= WRITTEN TASK =
Return, unchanged, every line of the data from the line with "histogram-bar: [752, 393, 768, 534]" to the line with "x-tick-label: 1.0: [735, 543, 756, 558]", including both of those lines.

(Box coordinate lists)
-- START --
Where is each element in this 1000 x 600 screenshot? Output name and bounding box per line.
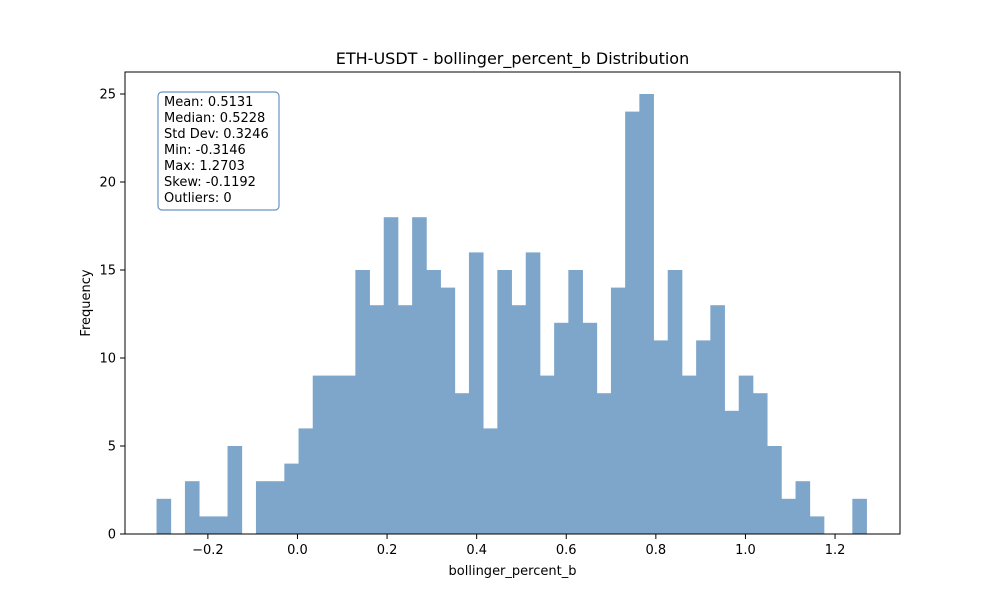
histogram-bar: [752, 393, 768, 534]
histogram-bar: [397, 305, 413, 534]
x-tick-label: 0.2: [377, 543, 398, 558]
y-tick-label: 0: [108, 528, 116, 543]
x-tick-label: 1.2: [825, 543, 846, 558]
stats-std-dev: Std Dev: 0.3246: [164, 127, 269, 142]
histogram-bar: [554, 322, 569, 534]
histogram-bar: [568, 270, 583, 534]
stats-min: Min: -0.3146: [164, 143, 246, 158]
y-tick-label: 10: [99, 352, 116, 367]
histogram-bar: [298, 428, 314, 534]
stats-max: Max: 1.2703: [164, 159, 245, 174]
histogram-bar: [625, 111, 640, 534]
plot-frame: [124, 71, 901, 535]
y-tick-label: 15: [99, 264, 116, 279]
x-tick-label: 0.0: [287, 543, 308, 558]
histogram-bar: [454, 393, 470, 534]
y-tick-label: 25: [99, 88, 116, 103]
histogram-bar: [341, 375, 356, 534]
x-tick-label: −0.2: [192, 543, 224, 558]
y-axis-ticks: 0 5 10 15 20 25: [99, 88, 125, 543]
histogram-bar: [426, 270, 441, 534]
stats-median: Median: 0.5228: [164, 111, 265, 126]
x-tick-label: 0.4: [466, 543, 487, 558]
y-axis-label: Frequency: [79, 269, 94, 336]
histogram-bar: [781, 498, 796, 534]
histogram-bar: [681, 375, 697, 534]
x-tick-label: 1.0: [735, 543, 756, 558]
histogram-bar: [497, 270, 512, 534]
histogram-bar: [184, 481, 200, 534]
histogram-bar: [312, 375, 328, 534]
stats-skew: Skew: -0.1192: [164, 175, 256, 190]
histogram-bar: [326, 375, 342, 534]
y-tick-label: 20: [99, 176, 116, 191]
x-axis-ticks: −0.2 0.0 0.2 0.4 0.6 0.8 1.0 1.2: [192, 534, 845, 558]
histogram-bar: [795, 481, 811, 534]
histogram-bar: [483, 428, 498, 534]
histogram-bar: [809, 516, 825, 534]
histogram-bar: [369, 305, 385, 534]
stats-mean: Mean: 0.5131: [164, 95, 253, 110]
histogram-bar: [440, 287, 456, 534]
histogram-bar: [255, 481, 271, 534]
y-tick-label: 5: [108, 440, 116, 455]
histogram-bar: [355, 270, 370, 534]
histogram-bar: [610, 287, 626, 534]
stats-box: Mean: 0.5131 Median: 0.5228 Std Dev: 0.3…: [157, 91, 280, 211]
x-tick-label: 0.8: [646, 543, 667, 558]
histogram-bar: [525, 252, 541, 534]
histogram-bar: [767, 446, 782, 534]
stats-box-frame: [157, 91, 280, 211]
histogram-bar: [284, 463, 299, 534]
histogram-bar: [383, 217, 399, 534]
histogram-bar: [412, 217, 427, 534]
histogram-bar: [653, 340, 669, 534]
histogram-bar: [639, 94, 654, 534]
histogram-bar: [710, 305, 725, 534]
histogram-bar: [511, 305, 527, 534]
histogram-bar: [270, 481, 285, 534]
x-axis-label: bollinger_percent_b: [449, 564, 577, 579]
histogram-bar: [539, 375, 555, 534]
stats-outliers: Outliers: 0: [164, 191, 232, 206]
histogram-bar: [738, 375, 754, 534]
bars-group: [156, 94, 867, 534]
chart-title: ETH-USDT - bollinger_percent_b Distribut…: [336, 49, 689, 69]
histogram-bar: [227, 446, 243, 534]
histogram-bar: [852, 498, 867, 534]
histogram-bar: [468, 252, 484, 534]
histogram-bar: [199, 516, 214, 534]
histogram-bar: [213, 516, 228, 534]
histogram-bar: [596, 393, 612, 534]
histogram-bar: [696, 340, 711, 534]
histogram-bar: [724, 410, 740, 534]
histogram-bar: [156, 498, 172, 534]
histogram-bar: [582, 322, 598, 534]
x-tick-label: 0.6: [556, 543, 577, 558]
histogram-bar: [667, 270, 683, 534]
-- END --
= RESULT OF THE TASK =
histogram-bar: [752, 393, 768, 534]
histogram-bar: [397, 305, 413, 534]
x-tick-label: 0.2: [377, 543, 398, 558]
y-tick-label: 0: [108, 528, 116, 543]
x-tick-label: 1.2: [825, 543, 846, 558]
stats-std-dev: Std Dev: 0.3246: [164, 127, 269, 142]
histogram-bar: [554, 322, 569, 534]
histogram-bar: [568, 270, 583, 534]
stats-min: Min: -0.3146: [164, 143, 246, 158]
y-tick-label: 10: [99, 352, 116, 367]
histogram-bar: [298, 428, 314, 534]
stats-max: Max: 1.2703: [164, 159, 245, 174]
histogram-bar: [625, 111, 640, 534]
plot-frame: [124, 71, 901, 535]
y-tick-label: 15: [99, 264, 116, 279]
x-tick-label: 0.0: [287, 543, 308, 558]
histogram-bar: [454, 393, 470, 534]
y-tick-label: 25: [99, 88, 116, 103]
histogram-bar: [341, 375, 356, 534]
x-tick-label: −0.2: [192, 543, 224, 558]
y-axis-ticks: 0 5 10 15 20 25: [99, 88, 125, 543]
histogram-bar: [426, 270, 441, 534]
stats-median: Median: 0.5228: [164, 111, 265, 126]
x-tick-label: 0.4: [466, 543, 487, 558]
y-axis-label: Frequency: [79, 269, 94, 336]
histogram-bar: [781, 498, 796, 534]
histogram-bar: [681, 375, 697, 534]
x-tick-label: 1.0: [735, 543, 756, 558]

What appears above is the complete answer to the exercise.